>> START

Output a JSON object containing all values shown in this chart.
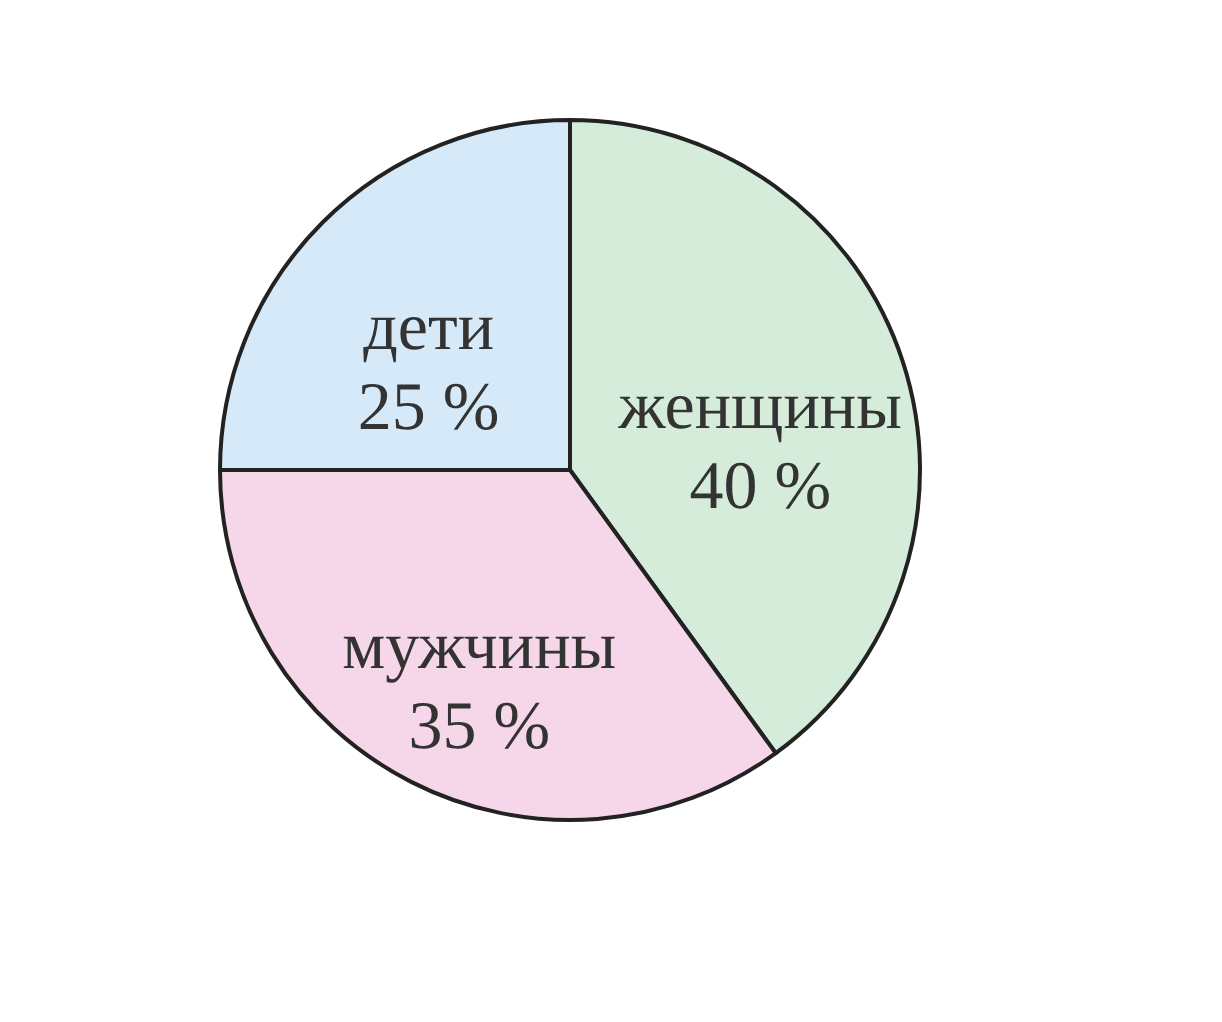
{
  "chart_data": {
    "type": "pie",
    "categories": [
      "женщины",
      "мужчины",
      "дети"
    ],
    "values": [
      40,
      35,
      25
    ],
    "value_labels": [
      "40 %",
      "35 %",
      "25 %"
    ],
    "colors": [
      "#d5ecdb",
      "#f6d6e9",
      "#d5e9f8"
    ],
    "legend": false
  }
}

>> END

Pictures are excluded; output everything else in the data verbatim.

## Exercise solution
Output a JSON object containing all values shown in this chart.
{
  "chart_data": {
    "type": "pie",
    "categories": [
      "женщины",
      "мужчины",
      "дети"
    ],
    "values": [
      40,
      35,
      25
    ],
    "value_labels": [
      "40 %",
      "35 %",
      "25 %"
    ],
    "colors": [
      "#d5ecdb",
      "#f6d6e9",
      "#d5e9f8"
    ],
    "legend": false
  }
}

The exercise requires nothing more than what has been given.